— Do this —
All lines from the one containing "Transcribe this image's" through the final line of the records below should be reproduced exactly, with the pictures left out.

------ Recorded data ------

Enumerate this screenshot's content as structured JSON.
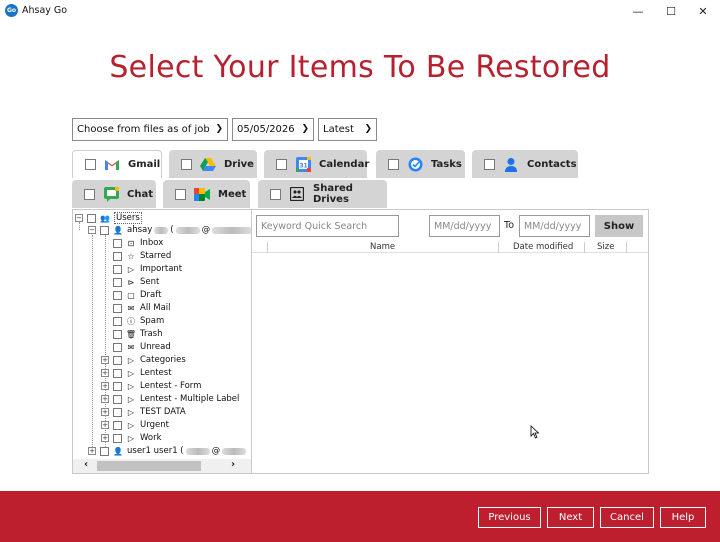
{
  "app": {
    "title": "Ahsay Go",
    "logo_text": "Go"
  },
  "window_controls": {
    "minimize": "—",
    "maximize": "☐",
    "close": "✕"
  },
  "page_title": "Select Your Items To Be Restored",
  "filters": {
    "job_mode": "Choose from files as of job",
    "date": "05/05/2026",
    "version": "Latest"
  },
  "tabs": [
    {
      "label": "Gmail",
      "icon": "gmail-icon",
      "active": true
    },
    {
      "label": "Drive",
      "icon": "drive-icon"
    },
    {
      "label": "Calendar",
      "icon": "calendar-icon"
    },
    {
      "label": "Tasks",
      "icon": "tasks-icon"
    },
    {
      "label": "Contacts",
      "icon": "contacts-icon"
    },
    {
      "label": "Chat",
      "icon": "chat-icon"
    },
    {
      "label": "Meet",
      "icon": "meet-icon"
    },
    {
      "label": "Shared Drives",
      "icon": "shared-drives-icon"
    }
  ],
  "tree": {
    "root": "Users",
    "user1_prefix": "ahsay",
    "user1_at": "(",
    "user1_at2": "@",
    "folders": [
      {
        "label": "Inbox",
        "icon": "⊡"
      },
      {
        "label": "Starred",
        "icon": "☆"
      },
      {
        "label": "Important",
        "icon": "▷"
      },
      {
        "label": "Sent",
        "icon": "⊳"
      },
      {
        "label": "Draft",
        "icon": "▢"
      },
      {
        "label": "All Mail",
        "icon": "✉"
      },
      {
        "label": "Spam",
        "icon": "ⓘ"
      },
      {
        "label": "Trash",
        "icon": "🗑"
      },
      {
        "label": "Unread",
        "icon": "✉"
      }
    ],
    "labels": [
      "Categories",
      "Lentest",
      "Lentest - Form",
      "Lentest - Multiple Label",
      "TEST DATA",
      "Urgent",
      "Work"
    ],
    "user2": "user1 user1 ("
  },
  "search": {
    "keyword_placeholder": "Keyword Quick Search",
    "date_from_placeholder": "MM/dd/yyyy",
    "to_label": "To",
    "date_to_placeholder": "MM/dd/yyyy",
    "show_label": "Show"
  },
  "columns": {
    "name": "Name",
    "date_modified": "Date modified",
    "size": "Size"
  },
  "footer": {
    "previous": "Previous",
    "next": "Next",
    "cancel": "Cancel",
    "help": "Help"
  },
  "colors": {
    "brand": "#bd1f2f",
    "title": "#b7212f"
  }
}
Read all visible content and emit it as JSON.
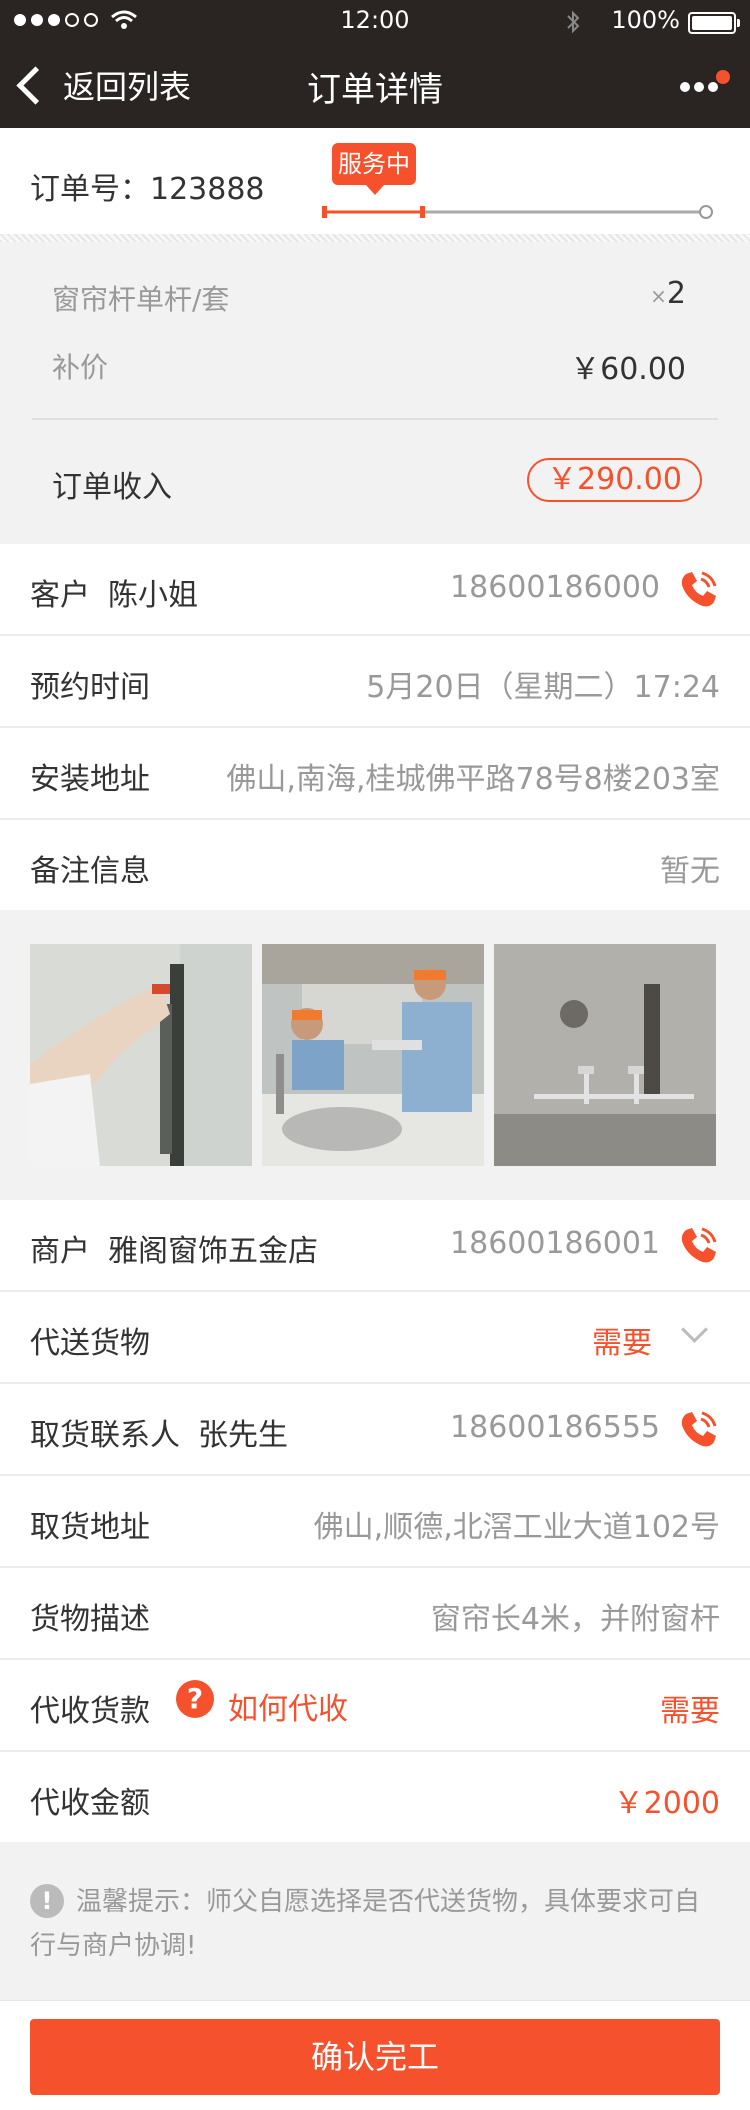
{
  "status_bar": {
    "time": "12:00",
    "battery_pct": "100%"
  },
  "nav": {
    "back_label": "返回列表",
    "title": "订单详情"
  },
  "order": {
    "number_label": "订单号：123888",
    "status_tip": "服务中"
  },
  "goods": {
    "item_name": "窗帘杆单杆/套",
    "item_qty_prefix": "×",
    "item_qty": "2",
    "supplement_label": "补价",
    "supplement_value": "￥60.00",
    "income_label": "订单收入",
    "income_value": "￥290.00"
  },
  "customer": {
    "label": "客户",
    "name": "陈小姐",
    "phone": "18600186000"
  },
  "appointment": {
    "label": "预约时间",
    "value": "5月20日（星期二）17:24"
  },
  "install_address": {
    "label": "安装地址",
    "value": "佛山,南海,桂城佛平路78号8楼203室"
  },
  "remarks": {
    "label": "备注信息",
    "value": "暂无"
  },
  "merchant": {
    "label": "商户",
    "name": "雅阁窗饰五金店",
    "phone": "18600186001"
  },
  "delivery": {
    "label": "代送货物",
    "value": "需要"
  },
  "pickup_contact": {
    "label": "取货联系人",
    "name": "张先生",
    "phone": "18600186555"
  },
  "pickup_address": {
    "label": "取货地址",
    "value": "佛山,顺德,北滘工业大道102号"
  },
  "goods_desc": {
    "label": "货物描述",
    "value": "窗帘长4米，并附窗杆"
  },
  "cod": {
    "label": "代收货款",
    "help_link": "如何代收",
    "value": "需要"
  },
  "cod_amount": {
    "label": "代收金额",
    "value": "￥2000"
  },
  "notice": {
    "text": "温馨提示：师父自愿选择是否代送货物，具体要求可自行与商户协调!"
  },
  "footer": {
    "confirm_label": "确认完工"
  },
  "colors": {
    "accent": "#f5512d",
    "header_bg": "#2a2522"
  }
}
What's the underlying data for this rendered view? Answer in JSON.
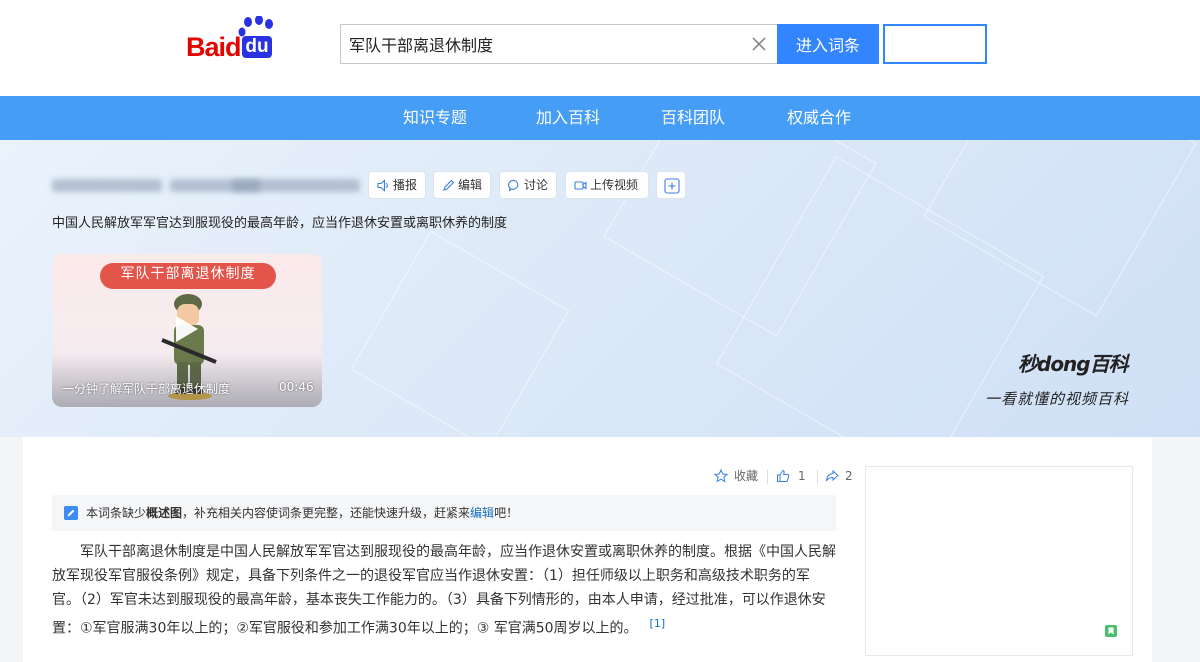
{
  "header": {
    "logo_text": "Baidu",
    "logo_du": "du",
    "search": {
      "value": "军队干部离退休制度",
      "placeholder": ""
    },
    "enter_button": "进入词条",
    "colors": {
      "brand_red": "#e10601",
      "brand_blue": "#2932e1",
      "accent": "#3385ff"
    }
  },
  "nav": {
    "items": [
      "知识专题",
      "加入百科",
      "百科团队",
      "权威合作"
    ],
    "bg": "#459df5"
  },
  "banner": {
    "tools": [
      {
        "icon": "speaker-icon",
        "label": "播报"
      },
      {
        "icon": "edit-icon",
        "label": "编辑"
      },
      {
        "icon": "comment-icon",
        "label": "讨论"
      },
      {
        "icon": "video-upload-icon",
        "label": "上传视频"
      }
    ],
    "summary": "中国人民解放军军官达到服现役的最高年龄，应当作退休安置或离职休养的制度",
    "video": {
      "banner_title": "军队干部离退休制度",
      "caption": "一分钟了解军队干部离退休制度",
      "duration": "00:46"
    },
    "miaodong": {
      "logo": "秒dong百科",
      "tagline": "一看就懂的视频百科"
    }
  },
  "actions": {
    "favorite": "收藏",
    "like_count": "1",
    "share_count": "2"
  },
  "notice": {
    "prefix": "本词条缺少",
    "bold": "概述图",
    "middle": "，补充相关内容使词条更完整，还能快速升级，赶紧来",
    "link": "编辑",
    "suffix": "吧！"
  },
  "paragraph": {
    "lines": [
      "　　军队干部离退休制度是中国人民解放军军官达到服现役的最高年龄，应当作退休安置或离职休养的制度。根据《中国人民解",
      "放军现役军官服役条例》规定，具备下列条件之一的退役军官应当作退休安置：（1）担任师级以上职务和高级技术职务的军",
      "官。（2）军官未达到服现役的最高年龄，基本丧失工作能力的。（3）具备下列情形的，由本人申请，经过批准，可以作退休安",
      "置：①军官服满30年以上的；②军官服役和参加工作满30年以上的；③ 军官满50周岁以上的。"
    ],
    "citation": "[1]"
  }
}
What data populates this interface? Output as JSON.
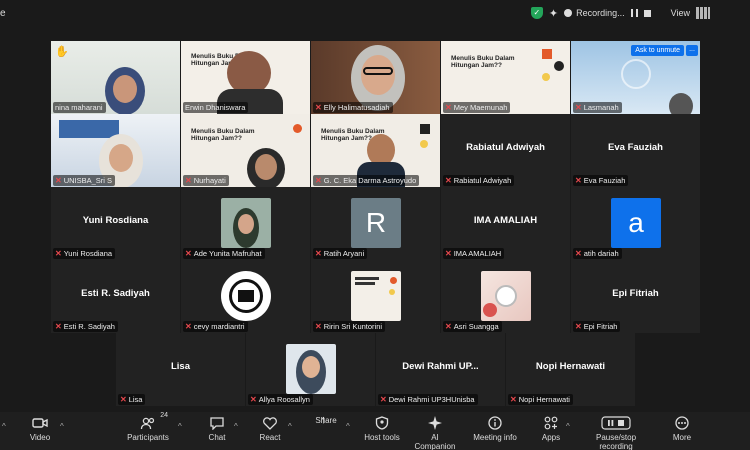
{
  "topbar": {
    "left_fragment": "e",
    "recording_label": "Recording...",
    "view_label": "View"
  },
  "colors": {
    "active_speaker": "#6ed46e",
    "mic_muted": "#e5484d",
    "share_green": "#23a55a",
    "accent_blue": "#0e71eb",
    "avatar_gray": "#6b7d86"
  },
  "tiles": [
    {
      "name": "nina maharani",
      "display": ""
    },
    {
      "name": "Erwin Dhaniswara",
      "display": ""
    },
    {
      "name": "Elly Halimatusadiah",
      "display": ""
    },
    {
      "name": "Mey Maemunah",
      "display": ""
    },
    {
      "name": "Lasmanah",
      "display": ""
    },
    {
      "name": "UNISBA_Sri S",
      "display": ""
    },
    {
      "name": "Nurhayati",
      "display": ""
    },
    {
      "name": "G. C. Eka Darma Astroyudo",
      "display": ""
    },
    {
      "name": "Rabiatul Adwiyah",
      "display": "Rabiatul Adwiyah"
    },
    {
      "name": "Eva Fauziah",
      "display": "Eva Fauziah"
    },
    {
      "name": "Yuni Rosdiana",
      "display": "Yuni Rosdiana"
    },
    {
      "name": "Ade Yunita Mafruhat",
      "display": ""
    },
    {
      "name": "Ratih Aryani",
      "display": "",
      "avatar_letter": "R"
    },
    {
      "name": "IMA AMALIAH",
      "display": "IMA AMALIAH"
    },
    {
      "name": "atih dariah",
      "display": "",
      "avatar_letter": "a"
    },
    {
      "name": "Esti R. Sadiyah",
      "display": "Esti R. Sadiyah"
    },
    {
      "name": "cevy mardiantri",
      "display": ""
    },
    {
      "name": "Ririn Sri Kuntorini",
      "display": ""
    },
    {
      "name": "Asri Suangga",
      "display": ""
    },
    {
      "name": "Epi Fitriah",
      "display": "Epi Fitriah"
    },
    {
      "name": "Lisa",
      "display": "Lisa"
    },
    {
      "name": "Allya Roosallyn",
      "display": ""
    },
    {
      "name": "Dewi Rahmi UP3HUnisba",
      "display": "Dewi Rahmi UP..."
    },
    {
      "name": "Nopi Hernawati",
      "display": "Nopi Hernawati"
    }
  ],
  "poster": {
    "title_line1": "Menulis Buku Dalam",
    "title_line2": "Hitungan Jam??"
  },
  "overlay": {
    "ask_unmute": "Ask to unmute",
    "more": "..."
  },
  "toolbar": {
    "video": "Video",
    "participants": "Participants",
    "participants_count": "24",
    "chat": "Chat",
    "react": "React",
    "share": "Share",
    "host_tools": "Host tools",
    "ai_companion": "AI Companion",
    "meeting_info": "Meeting info",
    "apps": "Apps",
    "pause_recording": "Pause/stop recording",
    "more": "More"
  }
}
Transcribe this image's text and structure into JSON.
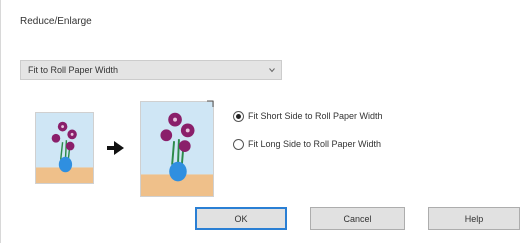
{
  "dialog": {
    "title": "Reduce/Enlarge"
  },
  "select": {
    "value": "Fit to Roll Paper Width",
    "chevron_icon": "chevron-down-icon"
  },
  "preview": {
    "arrow_icon": "arrow-right-icon",
    "sky_color": "#cfe6f5",
    "table_color": "#efc08a",
    "vase_color": "#2f8fe0",
    "flower_color": "#8a1f6a",
    "leaf_color": "#2c8a4a"
  },
  "options": [
    {
      "label": "Fit Short Side to Roll Paper Width",
      "selected": true
    },
    {
      "label": "Fit Long Side to Roll Paper Width",
      "selected": false
    }
  ],
  "buttons": {
    "ok": "OK",
    "cancel": "Cancel",
    "help": "Help"
  },
  "colors": {
    "focus_border": "#2a7fd4",
    "button_face": "#e1e1e1"
  }
}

------

— Answer to the problem —
Transcribe this image's text and structure into JSON.
{
  "dialog": {
    "title": "Reduce/Enlarge"
  },
  "select": {
    "value": "Fit to Roll Paper Width",
    "chevron_icon": "chevron-down-icon"
  },
  "preview": {
    "arrow_icon": "arrow-right-icon",
    "sky_color": "#cfe6f5",
    "table_color": "#efc08a",
    "vase_color": "#2f8fe0",
    "flower_color": "#8a1f6a",
    "leaf_color": "#2c8a4a"
  },
  "options": [
    {
      "label": "Fit Short Side to Roll Paper Width",
      "selected": true
    },
    {
      "label": "Fit Long Side to Roll Paper Width",
      "selected": false
    }
  ],
  "buttons": {
    "ok": "OK",
    "cancel": "Cancel",
    "help": "Help"
  },
  "colors": {
    "focus_border": "#2a7fd4",
    "button_face": "#e1e1e1"
  }
}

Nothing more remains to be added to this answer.